Dataset items:
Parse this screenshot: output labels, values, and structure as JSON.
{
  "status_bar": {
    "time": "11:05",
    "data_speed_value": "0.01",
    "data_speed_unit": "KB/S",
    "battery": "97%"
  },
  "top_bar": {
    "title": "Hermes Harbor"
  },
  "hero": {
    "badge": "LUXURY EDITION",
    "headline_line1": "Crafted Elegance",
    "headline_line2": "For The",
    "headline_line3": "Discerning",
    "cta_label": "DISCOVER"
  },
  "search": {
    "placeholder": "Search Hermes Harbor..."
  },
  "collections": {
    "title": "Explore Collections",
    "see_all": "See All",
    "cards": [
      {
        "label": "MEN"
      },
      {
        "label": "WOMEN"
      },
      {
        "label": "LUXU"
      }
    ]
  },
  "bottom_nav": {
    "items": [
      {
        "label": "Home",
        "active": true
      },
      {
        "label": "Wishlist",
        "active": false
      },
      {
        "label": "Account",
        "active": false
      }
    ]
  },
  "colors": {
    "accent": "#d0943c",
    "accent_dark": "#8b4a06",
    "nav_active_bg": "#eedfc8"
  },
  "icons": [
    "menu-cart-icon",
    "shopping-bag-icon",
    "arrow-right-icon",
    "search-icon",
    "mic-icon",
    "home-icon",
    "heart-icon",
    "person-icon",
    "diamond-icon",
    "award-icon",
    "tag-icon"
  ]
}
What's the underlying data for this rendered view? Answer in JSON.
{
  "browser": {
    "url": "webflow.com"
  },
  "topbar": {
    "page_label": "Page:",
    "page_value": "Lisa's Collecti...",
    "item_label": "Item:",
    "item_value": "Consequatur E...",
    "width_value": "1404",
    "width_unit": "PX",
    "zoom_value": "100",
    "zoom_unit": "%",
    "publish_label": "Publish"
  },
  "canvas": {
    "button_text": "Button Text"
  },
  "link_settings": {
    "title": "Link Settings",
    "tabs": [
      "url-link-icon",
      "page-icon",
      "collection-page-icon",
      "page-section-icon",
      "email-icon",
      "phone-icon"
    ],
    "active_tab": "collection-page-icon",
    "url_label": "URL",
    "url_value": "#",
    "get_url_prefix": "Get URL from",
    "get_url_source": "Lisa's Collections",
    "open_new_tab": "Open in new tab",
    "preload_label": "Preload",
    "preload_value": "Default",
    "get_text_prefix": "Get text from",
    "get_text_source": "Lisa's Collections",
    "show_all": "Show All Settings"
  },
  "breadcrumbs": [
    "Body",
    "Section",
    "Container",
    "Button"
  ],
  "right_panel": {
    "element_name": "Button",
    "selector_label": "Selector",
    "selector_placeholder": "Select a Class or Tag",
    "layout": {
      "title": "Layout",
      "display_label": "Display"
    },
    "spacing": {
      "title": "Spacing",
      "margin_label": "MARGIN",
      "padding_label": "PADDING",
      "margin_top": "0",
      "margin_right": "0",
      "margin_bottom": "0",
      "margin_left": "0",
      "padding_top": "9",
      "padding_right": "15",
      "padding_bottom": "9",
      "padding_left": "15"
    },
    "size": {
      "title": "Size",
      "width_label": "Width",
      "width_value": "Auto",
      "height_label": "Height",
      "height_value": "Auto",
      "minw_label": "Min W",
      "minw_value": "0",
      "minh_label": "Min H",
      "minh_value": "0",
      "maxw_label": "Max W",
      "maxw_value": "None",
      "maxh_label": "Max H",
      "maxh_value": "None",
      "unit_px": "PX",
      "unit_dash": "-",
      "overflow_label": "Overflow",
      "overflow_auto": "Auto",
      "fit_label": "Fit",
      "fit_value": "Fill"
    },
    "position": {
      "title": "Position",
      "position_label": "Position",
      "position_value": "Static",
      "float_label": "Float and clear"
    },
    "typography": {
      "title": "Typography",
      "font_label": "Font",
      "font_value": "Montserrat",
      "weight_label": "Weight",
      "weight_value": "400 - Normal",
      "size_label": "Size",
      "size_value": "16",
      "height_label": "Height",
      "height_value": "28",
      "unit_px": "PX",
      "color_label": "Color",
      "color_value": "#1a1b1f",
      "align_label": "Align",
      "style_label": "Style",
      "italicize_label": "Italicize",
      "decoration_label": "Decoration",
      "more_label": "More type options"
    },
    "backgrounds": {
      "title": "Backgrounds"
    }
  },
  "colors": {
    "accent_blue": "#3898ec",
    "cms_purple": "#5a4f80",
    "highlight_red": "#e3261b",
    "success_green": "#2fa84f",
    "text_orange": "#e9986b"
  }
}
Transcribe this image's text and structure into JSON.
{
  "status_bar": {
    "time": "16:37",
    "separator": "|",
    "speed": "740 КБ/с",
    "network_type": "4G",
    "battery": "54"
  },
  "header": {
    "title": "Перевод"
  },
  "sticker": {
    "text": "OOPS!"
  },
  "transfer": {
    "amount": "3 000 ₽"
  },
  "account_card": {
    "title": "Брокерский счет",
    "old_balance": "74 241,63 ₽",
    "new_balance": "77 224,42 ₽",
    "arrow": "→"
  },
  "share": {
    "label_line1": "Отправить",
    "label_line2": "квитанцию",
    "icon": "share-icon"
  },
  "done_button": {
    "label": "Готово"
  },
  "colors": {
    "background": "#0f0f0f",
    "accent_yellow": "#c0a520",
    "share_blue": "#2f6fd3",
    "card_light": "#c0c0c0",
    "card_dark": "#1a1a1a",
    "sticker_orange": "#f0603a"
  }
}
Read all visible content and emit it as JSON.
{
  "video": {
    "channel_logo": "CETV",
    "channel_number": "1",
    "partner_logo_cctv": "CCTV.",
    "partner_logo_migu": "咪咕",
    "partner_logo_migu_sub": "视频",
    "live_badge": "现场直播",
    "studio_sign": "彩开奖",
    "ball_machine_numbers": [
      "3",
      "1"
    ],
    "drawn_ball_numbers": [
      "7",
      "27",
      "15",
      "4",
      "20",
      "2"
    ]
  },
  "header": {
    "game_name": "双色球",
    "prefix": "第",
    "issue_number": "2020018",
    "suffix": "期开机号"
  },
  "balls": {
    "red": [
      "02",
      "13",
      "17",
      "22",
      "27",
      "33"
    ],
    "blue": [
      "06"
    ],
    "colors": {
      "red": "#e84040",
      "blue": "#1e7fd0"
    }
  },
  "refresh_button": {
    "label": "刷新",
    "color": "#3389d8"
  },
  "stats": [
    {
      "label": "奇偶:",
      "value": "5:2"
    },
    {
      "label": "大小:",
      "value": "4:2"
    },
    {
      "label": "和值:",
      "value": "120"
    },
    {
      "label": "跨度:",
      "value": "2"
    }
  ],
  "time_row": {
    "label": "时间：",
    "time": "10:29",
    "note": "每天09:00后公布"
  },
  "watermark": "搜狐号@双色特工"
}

■ **Request**:
Give the entries again in full, exactly as they are written.

■ **Result of the task**:
Parse this screenshot: output labels, values, and structure as JSON.
{
  "status_bar": {
    "time": "11:05",
    "data_speed_value": "0.01",
    "data_speed_unit": "KB/S",
    "battery": "97%"
  },
  "top_bar": {
    "title": "Hermes Harbor"
  },
  "hero": {
    "badge": "LUXURY EDITION",
    "headline_line1": "Crafted Elegance",
    "headline_line2": "For The",
    "headline_line3": "Discerning",
    "cta_label": "DISCOVER"
  },
  "search": {
    "placeholder": "Search Hermes Harbor..."
  },
  "collections": {
    "title": "Explore Collections",
    "see_all": "See All",
    "cards": [
      {
        "label": "MEN"
      },
      {
        "label": "WOMEN"
      },
      {
        "label": "LUXU"
      }
    ]
  },
  "bottom_nav": {
    "items": [
      {
        "label": "Home",
        "active": true
      },
      {
        "label": "Wishlist",
        "active": false
      },
      {
        "label": "Account",
        "active": false
      }
    ]
  },
  "colors": {
    "accent": "#d0943c",
    "accent_dark": "#8b4a06",
    "nav_active_bg": "#eedfc8"
  },
  "icons": [
    "menu-cart-icon",
    "shopping-bag-icon",
    "arrow-right-icon",
    "search-icon",
    "mic-icon",
    "home-icon",
    "heart-icon",
    "person-icon",
    "diamond-icon",
    "award-icon",
    "tag-icon"
  ]
}
What's the underlying data for this rendered view? Answer in JSON.
{
  "browser": {
    "url": "webflow.com"
  },
  "topbar": {
    "page_label": "Page:",
    "page_value": "Lisa's Collecti...",
    "item_label": "Item:",
    "item_value": "Consequatur E...",
    "width_value": "1404",
    "width_unit": "PX",
    "zoom_value": "100",
    "zoom_unit": "%",
    "publish_label": "Publish"
  },
  "canvas": {
    "button_text": "Button Text"
  },
  "link_settings": {
    "title": "Link Settings",
    "tabs": [
      "url-link-icon",
      "page-icon",
      "collection-page-icon",
      "page-section-icon",
      "email-icon",
      "phone-icon"
    ],
    "active_tab": "collection-page-icon",
    "url_label": "URL",
    "url_value": "#",
    "get_url_prefix": "Get URL from",
    "get_url_source": "Lisa's Collections",
    "open_new_tab": "Open in new tab",
    "preload_label": "Preload",
    "preload_value": "Default",
    "get_text_prefix": "Get text from",
    "get_text_source": "Lisa's Collections",
    "show_all": "Show All Settings"
  },
  "breadcrumbs": [
    "Body",
    "Section",
    "Container",
    "Button"
  ],
  "right_panel": {
    "element_name": "Button",
    "selector_label": "Selector",
    "selector_placeholder": "Select a Class or Tag",
    "layout": {
      "title": "Layout",
      "display_label": "Display"
    },
    "spacing": {
      "title": "Spacing",
      "margin_label": "MARGIN",
      "padding_label": "PADDING",
      "margin_top": "0",
      "margin_right": "0",
      "margin_bottom": "0",
      "margin_left": "0",
      "padding_top": "9",
      "padding_right": "15",
      "padding_bottom": "9",
      "padding_left": "15"
    },
    "size": {
      "title": "Size",
      "width_label": "Width",
      "width_value": "Auto",
      "height_label": "Height",
      "height_value": "Auto",
      "minw_label": "Min W",
      "minw_value": "0",
      "minh_label": "Min H",
      "minh_value": "0",
      "maxw_label": "Max W",
      "maxw_value": "None",
      "maxh_label": "Max H",
      "maxh_value": "None",
      "unit_px": "PX",
      "unit_dash": "-",
      "overflow_label": "Overflow",
      "overflow_auto": "Auto",
      "fit_label": "Fit",
      "fit_value": "Fill"
    },
    "position": {
      "title": "Position",
      "position_label": "Position",
      "position_value": "Static",
      "float_label": "Float and clear"
    },
    "typography": {
      "title": "Typography",
      "font_label": "Font",
      "font_value": "Montserrat",
      "weight_label": "Weight",
      "weight_value": "400 - Normal",
      "size_label": "Size",
      "size_value": "16",
      "height_label": "Height",
      "height_value": "28",
      "unit_px": "PX",
      "color_label": "Color",
      "color_value": "#1a1b1f",
      "align_label": "Align",
      "style_label": "Style",
      "italicize_label": "Italicize",
      "decoration_label": "Decoration",
      "more_label": "More type options"
    },
    "backgrounds": {
      "title": "Backgrounds"
    }
  },
  "colors": {
    "accent_blue": "#3898ec",
    "cms_purple": "#5a4f80",
    "highlight_red": "#e3261b",
    "success_green": "#2fa84f",
    "text_orange": "#e9986b"
  }
}
Transcribe this image's text and structure into JSON.
{
  "status_bar": {
    "time": "16:37",
    "separator": "|",
    "speed": "740 КБ/с",
    "network_type": "4G",
    "battery": "54"
  },
  "header": {
    "title": "Перевод"
  },
  "sticker": {
    "text": "OOPS!"
  },
  "transfer": {
    "amount": "3 000 ₽"
  },
  "account_card": {
    "title": "Брокерский счет",
    "old_balance": "74 241,63 ₽",
    "new_balance": "77 224,42 ₽",
    "arrow": "→"
  },
  "share": {
    "label_line1": "Отправить",
    "label_line2": "квитанцию",
    "icon": "share-icon"
  },
  "done_button": {
    "label": "Готово"
  },
  "colors": {
    "background": "#0f0f0f",
    "accent_yellow": "#c0a520",
    "share_blue": "#2f6fd3",
    "card_light": "#c0c0c0",
    "card_dark": "#1a1a1a",
    "sticker_orange": "#f0603a"
  }
}
Read all visible content and emit it as JSON.
{
  "video": {
    "channel_logo": "CETV",
    "channel_number": "1",
    "partner_logo_cctv": "CCTV.",
    "partner_logo_migu": "咪咕",
    "partner_logo_migu_sub": "视频",
    "live_badge": "现场直播",
    "studio_sign": "彩开奖",
    "ball_machine_numbers": [
      "3",
      "1"
    ],
    "drawn_ball_numbers": [
      "7",
      "27",
      "15",
      "4",
      "20",
      "2"
    ]
  },
  "header": {
    "game_name": "双色球",
    "prefix": "第",
    "issue_number": "2020018",
    "suffix": "期开机号"
  },
  "balls": {
    "red": [
      "02",
      "13",
      "17",
      "22",
      "27",
      "33"
    ],
    "blue": [
      "06"
    ],
    "colors": {
      "red": "#e84040",
      "blue": "#1e7fd0"
    }
  },
  "refresh_button": {
    "label": "刷新",
    "color": "#3389d8"
  },
  "stats": [
    {
      "label": "奇偶:",
      "value": "5:2"
    },
    {
      "label": "大小:",
      "value": "4:2"
    },
    {
      "label": "和值:",
      "value": "120"
    },
    {
      "label": "跨度:",
      "value": "2"
    }
  ],
  "time_row": {
    "label": "时间：",
    "time": "10:29",
    "note": "每天09:00后公布"
  },
  "watermark": "搜狐号@双色特工"
}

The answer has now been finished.